Work instructions: Reproduce the records exactly.

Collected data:
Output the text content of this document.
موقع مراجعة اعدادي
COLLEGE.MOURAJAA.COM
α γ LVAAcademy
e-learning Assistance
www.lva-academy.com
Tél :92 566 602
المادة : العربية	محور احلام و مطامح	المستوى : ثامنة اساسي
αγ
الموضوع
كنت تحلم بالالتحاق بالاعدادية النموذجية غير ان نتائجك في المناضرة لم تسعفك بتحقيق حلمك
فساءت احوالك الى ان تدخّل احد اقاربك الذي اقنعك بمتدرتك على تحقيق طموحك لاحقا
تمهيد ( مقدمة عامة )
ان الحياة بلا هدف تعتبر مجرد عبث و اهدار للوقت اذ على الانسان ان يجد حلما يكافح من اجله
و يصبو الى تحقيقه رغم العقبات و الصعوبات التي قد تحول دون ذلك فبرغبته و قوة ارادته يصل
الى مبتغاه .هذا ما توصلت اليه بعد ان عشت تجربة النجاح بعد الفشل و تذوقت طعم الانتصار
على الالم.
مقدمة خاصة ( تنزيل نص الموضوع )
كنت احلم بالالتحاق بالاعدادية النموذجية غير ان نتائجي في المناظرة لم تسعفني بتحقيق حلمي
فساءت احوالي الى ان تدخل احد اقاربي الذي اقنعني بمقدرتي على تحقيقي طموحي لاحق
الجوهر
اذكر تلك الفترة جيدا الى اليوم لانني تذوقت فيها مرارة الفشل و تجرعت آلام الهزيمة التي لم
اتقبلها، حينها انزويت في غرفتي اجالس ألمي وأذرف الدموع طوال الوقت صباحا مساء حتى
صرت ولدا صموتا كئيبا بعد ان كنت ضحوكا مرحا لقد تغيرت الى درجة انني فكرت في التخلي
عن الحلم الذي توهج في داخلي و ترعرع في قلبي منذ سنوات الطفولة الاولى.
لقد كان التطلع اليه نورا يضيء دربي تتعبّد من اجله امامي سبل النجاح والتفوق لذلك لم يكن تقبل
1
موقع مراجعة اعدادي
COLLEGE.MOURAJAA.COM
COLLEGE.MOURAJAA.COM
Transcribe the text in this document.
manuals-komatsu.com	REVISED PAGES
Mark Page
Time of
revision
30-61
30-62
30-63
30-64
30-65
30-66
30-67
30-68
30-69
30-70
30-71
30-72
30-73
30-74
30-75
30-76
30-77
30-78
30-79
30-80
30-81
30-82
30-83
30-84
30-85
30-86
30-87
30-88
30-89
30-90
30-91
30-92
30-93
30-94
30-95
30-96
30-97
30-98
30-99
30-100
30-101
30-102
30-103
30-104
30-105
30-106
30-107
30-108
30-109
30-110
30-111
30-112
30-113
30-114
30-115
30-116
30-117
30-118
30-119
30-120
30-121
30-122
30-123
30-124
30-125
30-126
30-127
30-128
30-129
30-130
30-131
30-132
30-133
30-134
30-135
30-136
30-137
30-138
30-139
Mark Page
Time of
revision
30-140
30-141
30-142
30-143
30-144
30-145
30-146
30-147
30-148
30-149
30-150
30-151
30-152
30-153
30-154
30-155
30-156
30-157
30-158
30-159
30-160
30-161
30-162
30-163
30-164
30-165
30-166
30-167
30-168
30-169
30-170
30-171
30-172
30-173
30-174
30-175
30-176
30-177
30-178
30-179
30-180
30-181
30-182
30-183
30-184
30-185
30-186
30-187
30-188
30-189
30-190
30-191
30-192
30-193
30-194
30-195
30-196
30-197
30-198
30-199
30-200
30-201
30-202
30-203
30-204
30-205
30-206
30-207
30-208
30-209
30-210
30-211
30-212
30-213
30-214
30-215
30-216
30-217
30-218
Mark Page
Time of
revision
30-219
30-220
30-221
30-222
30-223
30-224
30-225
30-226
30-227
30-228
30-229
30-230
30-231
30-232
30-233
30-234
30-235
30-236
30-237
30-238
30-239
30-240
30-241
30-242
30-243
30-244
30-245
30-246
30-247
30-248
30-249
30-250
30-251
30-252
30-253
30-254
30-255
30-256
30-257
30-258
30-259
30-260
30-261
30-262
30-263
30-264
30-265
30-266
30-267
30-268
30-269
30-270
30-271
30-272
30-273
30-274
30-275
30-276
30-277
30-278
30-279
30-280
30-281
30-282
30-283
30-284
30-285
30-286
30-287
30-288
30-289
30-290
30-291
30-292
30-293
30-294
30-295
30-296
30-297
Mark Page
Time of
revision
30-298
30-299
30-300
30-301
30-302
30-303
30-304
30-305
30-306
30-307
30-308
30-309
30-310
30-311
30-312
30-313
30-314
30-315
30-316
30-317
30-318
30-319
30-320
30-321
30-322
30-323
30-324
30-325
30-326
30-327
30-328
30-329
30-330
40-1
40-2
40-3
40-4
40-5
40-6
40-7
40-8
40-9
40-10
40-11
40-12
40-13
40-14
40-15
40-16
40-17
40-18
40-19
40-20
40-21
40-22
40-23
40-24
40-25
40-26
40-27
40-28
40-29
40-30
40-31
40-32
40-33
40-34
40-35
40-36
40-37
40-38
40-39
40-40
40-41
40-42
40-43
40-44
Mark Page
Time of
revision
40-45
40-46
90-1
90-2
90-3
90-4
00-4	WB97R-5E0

Solution to this exercise:
Output the text content of this document.
موقع مراجعة اعدادي
COLLEGE.MOURAJAA.COM
α γ LVAAcademy
e-learning Assistance
www.lva-academy.com
Tél :92 566 602
المادة : العربية	محور احلام و مطامح	المستوى : ثامنة اساسي
αγ
الموضوع
كنت تحلم بالالتحاق بالاعدادية النموذجية غير ان نتائجك في المناضرة لم تسعفك بتحقيق حلمك
فساءت احوالك الى ان تدخّل احد اقاربك الذي اقنعك بمتدرتك على تحقيق طموحك لاحقا
تمهيد ( مقدمة عامة )
ان الحياة بلا هدف تعتبر مجرد عبث و اهدار للوقت اذ على الانسان ان يجد حلما يكافح من اجله
و يصبو الى تحقيقه رغم العقبات و الصعوبات التي قد تحول دون ذلك فبرغبته و قوة ارادته يصل
الى مبتغاه .هذا ما توصلت اليه بعد ان عشت تجربة النجاح بعد الفشل و تذوقت طعم الانتصار
على الالم.
مقدمة خاصة ( تنزيل نص الموضوع )
كنت احلم بالالتحاق بالاعدادية النموذجية غير ان نتائجي في المناظرة لم تسعفني بتحقيق حلمي
فساءت احوالي الى ان تدخل احد اقاربي الذي اقنعني بمقدرتي على تحقيقي طموحي لاحق
الجوهر
اذكر تلك الفترة جيدا الى اليوم لانني تذوقت فيها مرارة الفشل و تجرعت آلام الهزيمة التي لم
اتقبلها، حينها انزويت في غرفتي اجالس ألمي وأذرف الدموع طوال الوقت صباحا مساء حتى
صرت ولدا صموتا كئيبا بعد ان كنت ضحوكا مرحا لقد تغيرت الى درجة انني فكرت في التخلي
عن الحلم الذي توهج في داخلي و ترعرع في قلبي منذ سنوات الطفولة الاولى.
لقد كان التطلع اليه نورا يضيء دربي تتعبّد من اجله امامي سبل النجاح والتفوق لذلك لم يكن تقبل
1
موقع مراجعة اعدادي
COLLEGE.MOURAJAA.COM
COLLEGE.MOURAJAA.COM
Transcribe the text in this document.
manuals-komatsu.com	REVISED PAGES
Mark Page
Time of
revision
30-61
30-62
30-63
30-64
30-65
30-66
30-67
30-68
30-69
30-70
30-71
30-72
30-73
30-74
30-75
30-76
30-77
30-78
30-79
30-80
30-81
30-82
30-83
30-84
30-85
30-86
30-87
30-88
30-89
30-90
30-91
30-92
30-93
30-94
30-95
30-96
30-97
30-98
30-99
30-100
30-101
30-102
30-103
30-104
30-105
30-106
30-107
30-108
30-109
30-110
30-111
30-112
30-113
30-114
30-115
30-116
30-117
30-118
30-119
30-120
30-121
30-122
30-123
30-124
30-125
30-126
30-127
30-128
30-129
30-130
30-131
30-132
30-133
30-134
30-135
30-136
30-137
30-138
30-139
Mark Page
Time of
revision
30-140
30-141
30-142
30-143
30-144
30-145
30-146
30-147
30-148
30-149
30-150
30-151
30-152
30-153
30-154
30-155
30-156
30-157
30-158
30-159
30-160
30-161
30-162
30-163
30-164
30-165
30-166
30-167
30-168
30-169
30-170
30-171
30-172
30-173
30-174
30-175
30-176
30-177
30-178
30-179
30-180
30-181
30-182
30-183
30-184
30-185
30-186
30-187
30-188
30-189
30-190
30-191
30-192
30-193
30-194
30-195
30-196
30-197
30-198
30-199
30-200
30-201
30-202
30-203
30-204
30-205
30-206
30-207
30-208
30-209
30-210
30-211
30-212
30-213
30-214
30-215
30-216
30-217
30-218
Mark Page
Time of
revision
30-219
30-220
30-221
30-222
30-223
30-224
30-225
30-226
30-227
30-228
30-229
30-230
30-231
30-232
30-233
30-234
30-235
30-236
30-237
30-238
30-239
30-240
30-241
30-242
30-243
30-244
30-245
30-246
30-247
30-248
30-249
30-250
30-251
30-252
30-253
30-254
30-255
30-256
30-257
30-258
30-259
30-260
30-261
30-262
30-263
30-264
30-265
30-266
30-267
30-268
30-269
30-270
30-271
30-272
30-273
30-274
30-275
30-276
30-277
30-278
30-279
30-280
30-281
30-282
30-283
30-284
30-285
30-286
30-287
30-288
30-289
30-290
30-291
30-292
30-293
30-294
30-295
30-296
30-297
Mark Page
Time of
revision
30-298
30-299
30-300
30-301
30-302
30-303
30-304
30-305
30-306
30-307
30-308
30-309
30-310
30-311
30-312
30-313
30-314
30-315
30-316
30-317
30-318
30-319
30-320
30-321
30-322
30-323
30-324
30-325
30-326
30-327
30-328
30-329
30-330
40-1
40-2
40-3
40-4
40-5
40-6
40-7
40-8
40-9
40-10
40-11
40-12
40-13
40-14
40-15
40-16
40-17
40-18
40-19
40-20
40-21
40-22
40-23
40-24
40-25
40-26
40-27
40-28
40-29
40-30
40-31
40-32
40-33
40-34
40-35
40-36
40-37
40-38
40-39
40-40
40-41
40-42
40-43
40-44
Mark Page
Time of
revision
40-45
40-46
90-1
90-2
90-3
90-4
00-4	WB97R-5E0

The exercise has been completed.